**The task**
Take the listing and print it in full, exactly as given.

**Record set**
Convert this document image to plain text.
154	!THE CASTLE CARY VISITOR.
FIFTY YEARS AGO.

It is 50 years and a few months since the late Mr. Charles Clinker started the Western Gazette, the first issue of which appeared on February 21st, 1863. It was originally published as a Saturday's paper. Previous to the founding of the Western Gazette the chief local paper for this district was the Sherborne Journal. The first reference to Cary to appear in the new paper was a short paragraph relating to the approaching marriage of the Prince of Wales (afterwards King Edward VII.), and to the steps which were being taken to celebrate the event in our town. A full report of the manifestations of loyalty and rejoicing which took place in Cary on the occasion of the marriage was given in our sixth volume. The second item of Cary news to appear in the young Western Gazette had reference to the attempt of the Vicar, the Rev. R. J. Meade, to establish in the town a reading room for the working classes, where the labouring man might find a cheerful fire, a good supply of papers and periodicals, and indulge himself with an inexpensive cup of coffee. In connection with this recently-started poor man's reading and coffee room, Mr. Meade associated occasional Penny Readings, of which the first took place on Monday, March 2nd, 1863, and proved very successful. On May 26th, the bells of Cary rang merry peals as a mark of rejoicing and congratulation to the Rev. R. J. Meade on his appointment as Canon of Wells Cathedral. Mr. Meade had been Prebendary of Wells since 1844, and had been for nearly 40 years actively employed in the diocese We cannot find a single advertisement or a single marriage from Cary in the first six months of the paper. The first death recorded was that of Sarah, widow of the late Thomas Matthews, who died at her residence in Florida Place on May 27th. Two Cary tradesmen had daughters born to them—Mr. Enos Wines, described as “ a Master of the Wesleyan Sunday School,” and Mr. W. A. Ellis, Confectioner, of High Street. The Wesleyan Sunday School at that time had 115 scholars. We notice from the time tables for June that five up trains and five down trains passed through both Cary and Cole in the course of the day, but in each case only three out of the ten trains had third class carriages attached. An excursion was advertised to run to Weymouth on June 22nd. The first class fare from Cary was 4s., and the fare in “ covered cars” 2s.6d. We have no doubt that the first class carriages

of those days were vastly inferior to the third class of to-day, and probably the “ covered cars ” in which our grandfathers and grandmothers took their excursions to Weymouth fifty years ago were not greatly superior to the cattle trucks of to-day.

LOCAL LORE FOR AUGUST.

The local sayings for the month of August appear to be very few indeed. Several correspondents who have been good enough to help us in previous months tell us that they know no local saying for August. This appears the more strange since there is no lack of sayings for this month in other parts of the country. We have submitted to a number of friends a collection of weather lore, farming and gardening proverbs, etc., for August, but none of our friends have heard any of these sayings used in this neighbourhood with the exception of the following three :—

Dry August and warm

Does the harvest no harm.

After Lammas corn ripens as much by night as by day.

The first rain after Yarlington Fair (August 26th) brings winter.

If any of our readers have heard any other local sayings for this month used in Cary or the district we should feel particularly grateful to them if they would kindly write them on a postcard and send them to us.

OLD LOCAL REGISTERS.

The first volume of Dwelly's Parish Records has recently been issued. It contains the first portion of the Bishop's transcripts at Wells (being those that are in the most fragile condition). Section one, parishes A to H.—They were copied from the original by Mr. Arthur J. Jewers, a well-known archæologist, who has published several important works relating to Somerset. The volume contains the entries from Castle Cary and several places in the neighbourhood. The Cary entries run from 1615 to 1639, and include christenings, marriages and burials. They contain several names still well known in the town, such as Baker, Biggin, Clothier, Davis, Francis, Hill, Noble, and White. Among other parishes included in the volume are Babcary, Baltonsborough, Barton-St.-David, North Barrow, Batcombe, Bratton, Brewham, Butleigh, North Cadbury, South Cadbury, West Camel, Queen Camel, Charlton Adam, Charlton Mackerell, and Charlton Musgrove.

**Correct result**
Convert this document image to plain text.
154	!THE CASTLE CARY VISITOR.
FIFTY YEARS AGO.

It is 50 years and a few months since the late Mr. Charles Clinker started the Western Gazette, the first issue of which appeared on February 21st, 1863. It was originally published as a Saturday's paper. Previous to the founding of the Western Gazette the chief local paper for this district was the Sherborne Journal. The first reference to Cary to appear in the new paper was a short paragraph relating to the approaching marriage of the Prince of Wales (afterwards King Edward VII.), and to the steps which were being taken to celebrate the event in our town. A full report of the manifestations of loyalty and rejoicing which took place in Cary on the occasion of the marriage was given in our sixth volume. The second item of Cary news to appear in the young Western Gazette had reference to the attempt of the Vicar, the Rev. R. J. Meade, to establish in the town a reading room for the working classes, where the labouring man might find a cheerful fire, a good supply of papers and periodicals, and indulge himself with an inexpensive cup of coffee. In connection with this recently-started poor man's reading and coffee room, Mr. Meade associated occasional Penny Readings, of which the first took place on Monday, March 2nd, 1863, and proved very successful. On May 26th, the bells of Cary rang merry peals as a mark of rejoicing and congratulation to the Rev. R. J. Meade on his appointment as Canon of Wells Cathedral. Mr. Meade had been Prebendary of Wells since 1844, and had been for nearly 40 years actively employed in the diocese We cannot find a single advertisement or a single marriage from Cary in the first six months of the paper. The first death recorded was that of Sarah, widow of the late Thomas Matthews, who died at her residence in Florida Place on May 27th. Two Cary tradesmen had daughters born to them—Mr. Enos Wines, described as “ a Master of the Wesleyan Sunday School,” and Mr. W. A. Ellis, Confectioner, of High Street. The Wesleyan Sunday School at that time had 115 scholars. We notice from the time tables for June that five up trains and five down trains passed through both Cary and Cole in the course of the day, but in each case only three out of the ten trains had third class carriages attached. An excursion was advertised to run to Weymouth on June 22nd. The first class fare from Cary was 4s., and the fare in “ covered cars” 2s.6d. We have no doubt that the first class carriages

of those days were vastly inferior to the third class of to-day, and probably the “ covered cars ” in which our grandfathers and grandmothers took their excursions to Weymouth fifty years ago were not greatly superior to the cattle trucks of to-day.

LOCAL LORE FOR AUGUST.

The local sayings for the month of August appear to be very few indeed. Several correspondents who have been good enough to help us in previous months tell us that they know no local saying for August. This appears the more strange since there is no lack of sayings for this month in other parts of the country. We have submitted to a number of friends a collection of weather lore, farming and gardening proverbs, etc., for August, but none of our friends have heard any of these sayings used in this neighbourhood with the exception of the following three :—

Dry August and warm

Does the harvest no harm.

After Lammas corn ripens as much by night as by day.

The first rain after Yarlington Fair (August 26th) brings winter.

If any of our readers have heard any other local sayings for this month used in Cary or the district we should feel particularly grateful to them if they would kindly write them on a postcard and send them to us.

OLD LOCAL REGISTERS.

The first volume of Dwelly's Parish Records has recently been issued. It contains the first portion of the Bishop's transcripts at Wells (being those that are in the most fragile condition). Section one, parishes A to H.—They were copied from the original by Mr. Arthur J. Jewers, a well-known archæologist, who has published several important works relating to Somerset. The volume contains the entries from Castle Cary and several places in the neighbourhood. The Cary entries run from 1615 to 1639, and include christenings, marriages and burials. They contain several names still well known in the town, such as Baker, Biggin, Clothier, Davis, Francis, Hill, Noble, and White. Among other parishes included in the volume are Babcary, Baltonsborough, Barton-St.-David, North Barrow, Batcombe, Bratton, Brewham, Butleigh, North Cadbury, South Cadbury, West Camel, Queen Camel, Charlton Adam, Charlton Mackerell, and Charlton Musgrove.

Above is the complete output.